A UNESCO World heritage Site, the Kalka-Shimla Railway was bulit commencing in 1891. It connected Shimla, in the foothills of the Himilayas at 2186m altitude with Kalka, at an elevation of 658m.

The narrow-gauge rails are 762mm apart, less than half that of "normal" railways, allowing the engine and rolling stock to maneuver around 919 curves, with radii as small as 37.5m.

The line includes 864 bridges and 103 tunnels.

My train from New Delhi arrived about 6:30, and I hurried to buy my INR230 ticket and climb aboard for the 6 hour, 97km trek that I travelled more than 2250km to see.

It was totally worth it. I've posted a handful of photos, and I have dozens more of beautiful mountainscapes that are done no justice by the camera. You had to be there.

The air grew cooler and thinner as we ascended the mountains. There were at least 10 stops at stations along the way. Each had its own chai wallah, curry booth, and sweets shop. All of us hopped on and off, scurrying back when the engine honked its departure horn.

Manual switches and mechanical semaphores, driven by pushrods, cables, and pulleys still control traffic on the line.

Expecting a few tiny villages along the way, I was amazed to find huge towns each with thousands of people, houses decorating the steep rock cliffs like a European picture postcard.

I thought San Francisco had steep hills, but upon reaching Shimla, I realized my plan to stay a while and explore would be almost impossible. In the thin mountain air, at over 7000ft ASL, my body couldn't complete the 2km walk uphill to the post office to find a postcard. The taxi drivers refused to drive me such a short distance. Even at the cool temperatures, a veritable rainfall fell from my pores.

I returned to Kalka on the next train, the sun setting as we descended the steep winding rails.

I giggled as four young fellows eagerly debated cricket. Without knowing the language, I understood the conversation implicitly. One argued his opinion about his team, another took the contrarian view, just for spite, while the rest jeered and pointed out the merits of each. It was a scene you could see in any country, for any sport, on the merits of anything at all.

Noticing my observation, they were immediately curious to know my opinion, to which I explained that I had tried to learn the rules of the game a few nights previous, and gave up on trying to understand overs and wickets.

With their various degrees of English proficiency and confidence, we chatted for the next couple of hours back and forth in simple English. They even tought me some Punjabi, which I quickly forgot minutes later.

Our topics included politics, dating and marriage, the Indian baby girl problem, what -35C feels like, education, and anything else we could think of.

Asking if they had girlfriends, they proudly assured me that they did not, being devout Hindus and Seikh, and looking forward to a day when they will meet their wives to be. I remarked that it must be difficult for them, with only 700 girls for every 1000 boys. "No, we are just more motivated," they laughed. I remarked that with a population of over a billion people, reproduction didn't seem to be an issue. My words were a bit to complex. "India is good at babies!" I simplified to roaring applause and laughter. "yes, you are right", they confirmed.

**Requirement 1**
In the Kalka-Shimla railway passage, how many bridges does the line include?
The railway passage and the listing come from unrelated sources.

**Data records**
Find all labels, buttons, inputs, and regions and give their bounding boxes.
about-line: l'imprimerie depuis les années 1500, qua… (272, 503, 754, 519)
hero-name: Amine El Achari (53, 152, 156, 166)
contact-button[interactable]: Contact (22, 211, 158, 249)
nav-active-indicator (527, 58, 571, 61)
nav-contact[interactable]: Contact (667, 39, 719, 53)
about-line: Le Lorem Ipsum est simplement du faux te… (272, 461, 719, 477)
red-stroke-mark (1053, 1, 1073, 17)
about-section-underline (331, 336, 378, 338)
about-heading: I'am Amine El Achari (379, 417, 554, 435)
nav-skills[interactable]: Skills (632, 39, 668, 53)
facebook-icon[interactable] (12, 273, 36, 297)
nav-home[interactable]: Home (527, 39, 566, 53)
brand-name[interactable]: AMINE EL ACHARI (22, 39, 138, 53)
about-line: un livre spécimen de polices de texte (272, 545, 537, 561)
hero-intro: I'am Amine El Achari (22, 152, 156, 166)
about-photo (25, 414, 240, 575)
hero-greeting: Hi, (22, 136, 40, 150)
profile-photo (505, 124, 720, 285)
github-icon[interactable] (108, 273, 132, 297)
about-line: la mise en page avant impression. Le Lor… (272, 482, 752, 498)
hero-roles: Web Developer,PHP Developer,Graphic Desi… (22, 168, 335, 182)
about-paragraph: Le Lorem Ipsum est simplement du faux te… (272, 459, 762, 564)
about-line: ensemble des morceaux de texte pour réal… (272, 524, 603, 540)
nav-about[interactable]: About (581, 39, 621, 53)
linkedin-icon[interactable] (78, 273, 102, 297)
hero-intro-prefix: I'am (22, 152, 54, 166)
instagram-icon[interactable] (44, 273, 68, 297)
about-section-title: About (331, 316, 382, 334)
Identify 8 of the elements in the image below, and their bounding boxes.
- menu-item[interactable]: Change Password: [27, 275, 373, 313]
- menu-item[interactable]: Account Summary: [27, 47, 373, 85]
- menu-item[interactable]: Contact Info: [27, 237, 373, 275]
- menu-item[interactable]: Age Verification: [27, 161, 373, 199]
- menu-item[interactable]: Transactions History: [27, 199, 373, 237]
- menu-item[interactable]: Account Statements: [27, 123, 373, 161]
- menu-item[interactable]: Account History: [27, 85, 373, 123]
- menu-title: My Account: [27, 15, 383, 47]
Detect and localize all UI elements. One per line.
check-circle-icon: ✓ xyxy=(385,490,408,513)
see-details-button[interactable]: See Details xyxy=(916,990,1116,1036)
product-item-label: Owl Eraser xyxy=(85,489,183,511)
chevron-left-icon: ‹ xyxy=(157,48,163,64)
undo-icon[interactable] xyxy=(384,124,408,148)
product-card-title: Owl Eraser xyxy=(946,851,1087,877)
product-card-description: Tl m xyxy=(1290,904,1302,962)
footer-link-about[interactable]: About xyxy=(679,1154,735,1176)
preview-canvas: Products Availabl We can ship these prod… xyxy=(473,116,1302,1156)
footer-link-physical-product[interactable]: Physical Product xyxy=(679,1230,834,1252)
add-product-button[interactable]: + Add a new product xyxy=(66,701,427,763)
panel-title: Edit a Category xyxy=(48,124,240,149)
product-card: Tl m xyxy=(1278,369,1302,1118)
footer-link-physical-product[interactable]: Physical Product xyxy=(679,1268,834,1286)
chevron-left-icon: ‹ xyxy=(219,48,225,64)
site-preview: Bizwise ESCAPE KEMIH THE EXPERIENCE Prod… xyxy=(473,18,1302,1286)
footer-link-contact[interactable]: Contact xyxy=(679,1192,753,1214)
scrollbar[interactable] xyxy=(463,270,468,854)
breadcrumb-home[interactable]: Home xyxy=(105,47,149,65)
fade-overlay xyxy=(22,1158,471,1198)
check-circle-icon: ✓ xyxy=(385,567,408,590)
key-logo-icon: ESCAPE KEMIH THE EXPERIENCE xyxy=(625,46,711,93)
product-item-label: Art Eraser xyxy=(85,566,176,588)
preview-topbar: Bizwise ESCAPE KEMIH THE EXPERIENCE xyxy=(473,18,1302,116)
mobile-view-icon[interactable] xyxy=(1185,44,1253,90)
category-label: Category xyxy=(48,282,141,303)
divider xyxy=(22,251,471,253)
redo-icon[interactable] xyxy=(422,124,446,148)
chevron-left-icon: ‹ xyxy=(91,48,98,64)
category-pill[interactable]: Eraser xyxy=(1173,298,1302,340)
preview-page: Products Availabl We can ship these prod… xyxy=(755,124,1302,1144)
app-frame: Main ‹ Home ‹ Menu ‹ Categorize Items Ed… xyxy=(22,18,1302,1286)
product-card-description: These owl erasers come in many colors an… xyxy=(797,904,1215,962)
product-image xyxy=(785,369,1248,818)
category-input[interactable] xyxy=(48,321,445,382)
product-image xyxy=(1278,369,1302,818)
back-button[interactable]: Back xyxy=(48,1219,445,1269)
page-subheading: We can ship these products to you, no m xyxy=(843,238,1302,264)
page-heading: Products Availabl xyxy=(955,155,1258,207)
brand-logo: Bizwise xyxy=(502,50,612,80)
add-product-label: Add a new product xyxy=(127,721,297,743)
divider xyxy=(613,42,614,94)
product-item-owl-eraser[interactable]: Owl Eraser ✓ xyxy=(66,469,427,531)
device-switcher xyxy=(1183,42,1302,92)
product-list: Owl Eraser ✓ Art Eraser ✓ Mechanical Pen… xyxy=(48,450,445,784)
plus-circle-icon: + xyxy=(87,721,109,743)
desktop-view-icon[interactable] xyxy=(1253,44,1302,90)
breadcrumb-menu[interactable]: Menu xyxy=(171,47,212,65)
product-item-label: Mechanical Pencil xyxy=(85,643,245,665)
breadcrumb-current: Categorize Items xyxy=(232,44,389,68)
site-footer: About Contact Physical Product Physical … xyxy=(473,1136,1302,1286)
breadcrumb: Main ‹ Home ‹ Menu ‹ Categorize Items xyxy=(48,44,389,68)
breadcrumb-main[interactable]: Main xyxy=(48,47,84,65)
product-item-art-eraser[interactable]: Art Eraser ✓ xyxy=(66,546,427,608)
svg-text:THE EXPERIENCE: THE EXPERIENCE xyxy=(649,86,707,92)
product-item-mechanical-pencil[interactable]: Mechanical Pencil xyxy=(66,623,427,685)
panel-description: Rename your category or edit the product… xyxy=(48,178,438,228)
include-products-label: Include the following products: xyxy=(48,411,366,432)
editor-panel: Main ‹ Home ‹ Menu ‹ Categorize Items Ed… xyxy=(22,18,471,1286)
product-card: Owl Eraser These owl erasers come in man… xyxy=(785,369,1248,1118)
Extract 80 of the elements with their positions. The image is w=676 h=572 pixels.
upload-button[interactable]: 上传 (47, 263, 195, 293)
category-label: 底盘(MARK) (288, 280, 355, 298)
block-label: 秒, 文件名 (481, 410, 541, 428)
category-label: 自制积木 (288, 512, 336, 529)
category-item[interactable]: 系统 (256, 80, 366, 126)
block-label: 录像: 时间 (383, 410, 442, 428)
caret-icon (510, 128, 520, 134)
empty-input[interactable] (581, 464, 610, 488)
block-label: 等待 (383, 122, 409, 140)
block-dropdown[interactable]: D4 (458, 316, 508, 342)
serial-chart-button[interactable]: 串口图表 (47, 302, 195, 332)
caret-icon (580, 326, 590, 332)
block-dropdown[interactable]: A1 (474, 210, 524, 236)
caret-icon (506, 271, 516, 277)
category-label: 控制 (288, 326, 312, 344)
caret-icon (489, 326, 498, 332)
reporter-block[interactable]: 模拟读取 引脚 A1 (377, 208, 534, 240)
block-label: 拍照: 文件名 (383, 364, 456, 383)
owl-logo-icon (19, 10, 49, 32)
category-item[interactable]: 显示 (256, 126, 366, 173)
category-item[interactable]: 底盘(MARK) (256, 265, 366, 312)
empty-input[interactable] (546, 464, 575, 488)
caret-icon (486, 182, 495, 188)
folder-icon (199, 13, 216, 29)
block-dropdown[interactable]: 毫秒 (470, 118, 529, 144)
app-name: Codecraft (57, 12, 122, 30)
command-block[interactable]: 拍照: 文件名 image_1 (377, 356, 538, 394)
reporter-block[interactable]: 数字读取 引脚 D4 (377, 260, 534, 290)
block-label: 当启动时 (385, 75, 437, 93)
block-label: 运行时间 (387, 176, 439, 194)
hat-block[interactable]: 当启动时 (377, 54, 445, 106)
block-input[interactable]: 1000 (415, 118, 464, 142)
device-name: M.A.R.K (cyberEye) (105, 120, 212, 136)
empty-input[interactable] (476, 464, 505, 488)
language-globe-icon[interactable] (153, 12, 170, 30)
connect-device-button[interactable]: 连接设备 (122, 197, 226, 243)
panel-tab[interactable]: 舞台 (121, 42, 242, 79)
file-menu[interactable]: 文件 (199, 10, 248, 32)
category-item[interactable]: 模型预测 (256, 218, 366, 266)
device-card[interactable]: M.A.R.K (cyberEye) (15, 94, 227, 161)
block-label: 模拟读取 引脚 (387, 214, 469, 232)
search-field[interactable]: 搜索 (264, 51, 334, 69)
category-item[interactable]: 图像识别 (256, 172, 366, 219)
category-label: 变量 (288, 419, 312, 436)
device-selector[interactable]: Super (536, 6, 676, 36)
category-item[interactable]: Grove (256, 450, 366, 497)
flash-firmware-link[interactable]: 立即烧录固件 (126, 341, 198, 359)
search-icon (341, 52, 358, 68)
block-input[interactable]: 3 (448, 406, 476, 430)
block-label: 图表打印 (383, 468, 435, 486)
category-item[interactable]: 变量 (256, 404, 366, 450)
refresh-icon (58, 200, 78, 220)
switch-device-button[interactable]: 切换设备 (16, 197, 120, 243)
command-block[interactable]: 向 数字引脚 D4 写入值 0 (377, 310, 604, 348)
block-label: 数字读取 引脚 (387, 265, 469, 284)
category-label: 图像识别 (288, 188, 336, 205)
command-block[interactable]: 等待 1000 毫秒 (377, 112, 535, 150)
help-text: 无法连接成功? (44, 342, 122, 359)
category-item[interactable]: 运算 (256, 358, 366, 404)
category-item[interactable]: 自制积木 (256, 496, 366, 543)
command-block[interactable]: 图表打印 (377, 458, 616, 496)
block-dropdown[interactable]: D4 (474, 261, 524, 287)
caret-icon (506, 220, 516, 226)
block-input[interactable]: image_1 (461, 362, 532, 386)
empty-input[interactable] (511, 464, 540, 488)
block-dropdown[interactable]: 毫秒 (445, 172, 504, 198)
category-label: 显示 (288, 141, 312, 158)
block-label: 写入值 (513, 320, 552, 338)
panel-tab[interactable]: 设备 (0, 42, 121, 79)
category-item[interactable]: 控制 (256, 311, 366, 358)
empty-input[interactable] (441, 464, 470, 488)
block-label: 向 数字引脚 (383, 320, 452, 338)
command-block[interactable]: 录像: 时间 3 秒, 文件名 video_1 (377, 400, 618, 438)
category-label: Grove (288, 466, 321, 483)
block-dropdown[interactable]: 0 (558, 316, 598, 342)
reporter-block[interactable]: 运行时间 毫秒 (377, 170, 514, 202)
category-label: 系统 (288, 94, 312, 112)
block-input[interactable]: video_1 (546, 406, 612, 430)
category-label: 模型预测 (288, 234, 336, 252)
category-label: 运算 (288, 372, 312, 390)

**Requirement 2**
Extract the listing's lines word for word, starting at its first line and stopping after the line that contains "- menu-item[interactable]: Change".

**Expected answer 1**
864 bridges.

**Expected answer 2**
Find all labels, buttons, inputs, and regions and give their bounding boxes.
about-line: l'imprimerie depuis les années 1500, qua… (272, 503, 754, 519)
hero-name: Amine El Achari (53, 152, 156, 166)
contact-button[interactable]: Contact (22, 211, 158, 249)
nav-active-indicator (527, 58, 571, 61)
nav-contact[interactable]: Contact (667, 39, 719, 53)
about-line: Le Lorem Ipsum est simplement du faux te… (272, 461, 719, 477)
red-stroke-mark (1053, 1, 1073, 17)
about-section-underline (331, 336, 378, 338)
about-heading: I'am Amine El Achari (379, 417, 554, 435)
nav-skills[interactable]: Skills (632, 39, 668, 53)
facebook-icon[interactable] (12, 273, 36, 297)
nav-home[interactable]: Home (527, 39, 566, 53)
brand-name[interactable]: AMINE EL ACHARI (22, 39, 138, 53)
about-line: un livre spécimen de polices de texte (272, 545, 537, 561)
hero-intro: I'am Amine El Achari (22, 152, 156, 166)
about-photo (25, 414, 240, 575)
hero-greeting: Hi, (22, 136, 40, 150)
profile-photo (505, 124, 720, 285)
github-icon[interactable] (108, 273, 132, 297)
about-line: la mise en page avant impression. Le Lor… (272, 482, 752, 498)
hero-roles: Web Developer,PHP Developer,Graphic Desi… (22, 168, 335, 182)
about-paragraph: Le Lorem Ipsum est simplement du faux te… (272, 459, 762, 564)
about-line: ensemble des morceaux de texte pour réal… (272, 524, 603, 540)
nav-about[interactable]: About (581, 39, 621, 53)
linkedin-icon[interactable] (78, 273, 102, 297)
hero-intro-prefix: I'am (22, 152, 54, 166)
instagram-icon[interactable] (44, 273, 68, 297)
about-section-title: About (331, 316, 382, 334)
Identify 8 of the elements in the image below, and their bounding boxes.
- menu-item[interactable]: Change Password: [27, 275, 373, 313]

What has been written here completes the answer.